#### [EXERCISE]
Copy the records below exactly, leaving out any pictures.

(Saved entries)
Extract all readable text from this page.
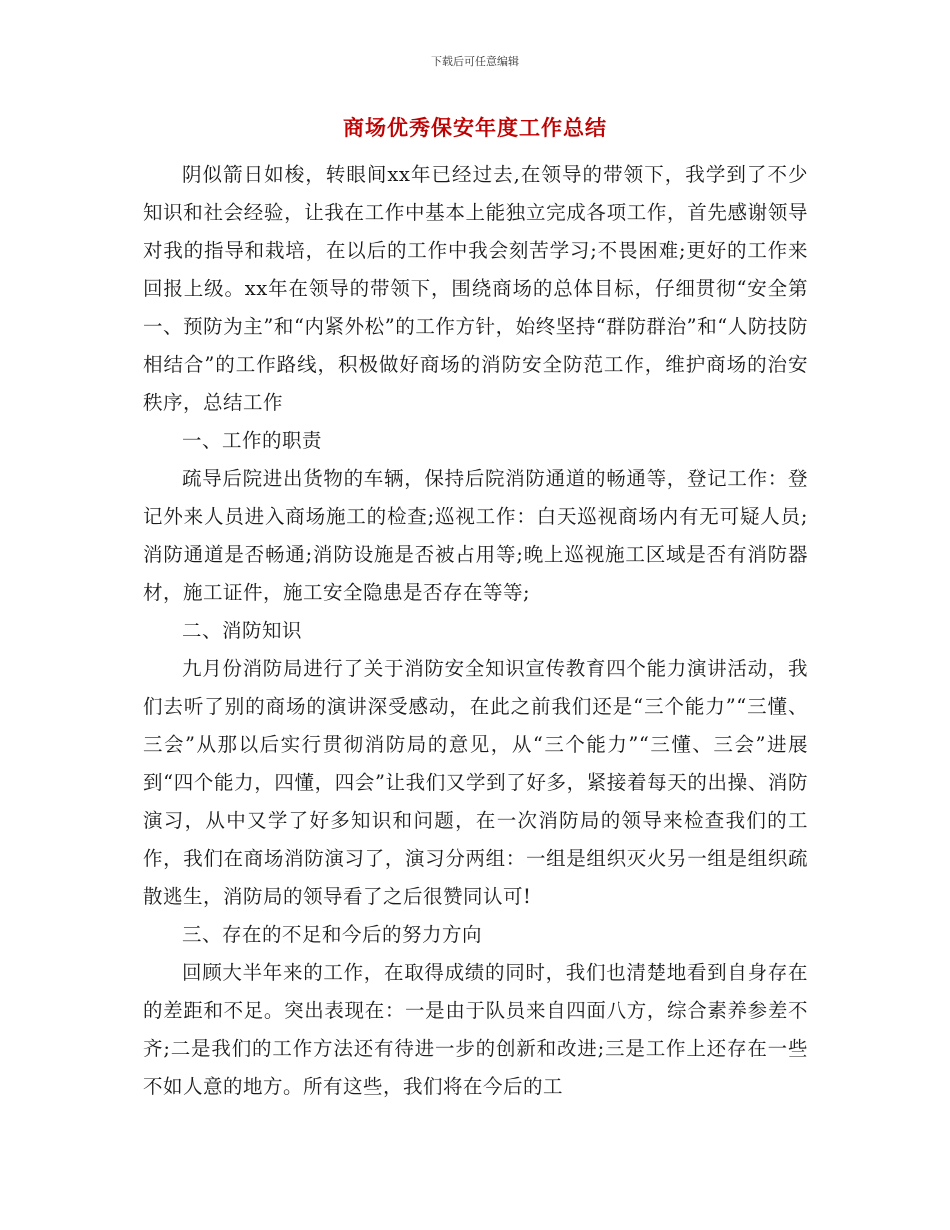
下载后可任意编辑
商场优秀保安年度工作总结

阴似箭日如梭，转眼间xx年已经过去,在领导的带领下，我学到了不少知识和社会经验，让我在工作中基本上能独立完成各项工作，首先感谢领导对我的指导和栽培，在以后的工作中我会刻苦学习;不畏困难;更好的工作来回报上级。xx年在领导的带领下，围绕商场的总体目标，仔细贯彻“安全第一、预防为主”和“内紧外松”的工作方针，始终坚持“群防群治”和“人防技防相结合”的工作路线，积极做好商场的消防安全防范工作，维护商场的治安秩序，总结工作

一、工作的职责

疏导后院进出货物的车辆，保持后院消防通道的畅通等，登记工作：登记外来人员进入商场施工的检查;巡视工作：白天巡视商场内有无可疑人员;消防通道是否畅通;消防设施是否被占用等;晚上巡视施工区域是否有消防器材，施工证件，施工安全隐患是否存在等等;

二、消防知识

九月份消防局进行了关于消防安全知识宣传教育四个能力演讲活动，我们去听了别的商场的演讲深受感动，在此之前我们还是“三个能力”“三懂、三会”从那以后实行贯彻消防局的意见，从“三个能力”“三懂、三会”进展到“四个能力，四懂，四会”让我们又学到了好多，紧接着每天的出操、消防演习，从中又学了好多知识和问题，在一次消防局的领导来检查我们的工作，我们在商场消防演习了，演习分两组：一组是组织灭火另一组是组织疏散逃生，消防局的领导看了之后很赞同认可!

三、存在的不足和今后的努力方向

回顾大半年来的工作，在取得成绩的同时，我们也清楚地看到自身存在的差距和不足。突出表现在：一是由于队员来自四面八方，综合素养参差不齐;二是我们的工作方法还有待进一步的创新和改进;三是工作上还存在一些不如人意的地方。所有这些，我们将在今后的工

#### [SOLUTION]
Extract all readable text from this page.
下载后可任意编辑
商场优秀保安年度工作总结

阴似箭日如梭，转眼间xx年已经过去,在领导的带领下，我学到了不少知识和社会经验，让我在工作中基本上能独立完成各项工作，首先感谢领导对我的指导和栽培，在以后的工作中我会刻苦学习;不畏困难;更好的工作来回报上级。xx年在领导的带领下，围绕商场的总体目标，仔细贯彻“安全第一、预防为主”和“内紧外松”的工作方针，始终坚持“群防群治”和“人防技防相结合”的工作路线，积极做好商场的消防安全防范工作，维护商场的治安秩序，总结工作

一、工作的职责

疏导后院进出货物的车辆，保持后院消防通道的畅通等，登记工作：登记外来人员进入商场施工的检查;巡视工作：白天巡视商场内有无可疑人员;消防通道是否畅通;消防设施是否被占用等;晚上巡视施工区域是否有消防器材，施工证件，施工安全隐患是否存在等等;

二、消防知识

九月份消防局进行了关于消防安全知识宣传教育四个能力演讲活动，我们去听了别的商场的演讲深受感动，在此之前我们还是“三个能力”“三懂、三会”从那以后实行贯彻消防局的意见，从“三个能力”“三懂、三会”进展到“四个能力，四懂，四会”让我们又学到了好多，紧接着每天的出操、消防演习，从中又学了好多知识和问题，在一次消防局的领导来检查我们的工作，我们在商场消防演习了，演习分两组：一组是组织灭火另一组是组织疏散逃生，消防局的领导看了之后很赞同认可!

三、存在的不足和今后的努力方向

回顾大半年来的工作，在取得成绩的同时，我们也清楚地看到自身存在的差距和不足。突出表现在：一是由于队员来自四面八方，综合素养参差不齐;二是我们的工作方法还有待进一步的创新和改进;三是工作上还存在一些不如人意的地方。所有这些，我们将在今后的工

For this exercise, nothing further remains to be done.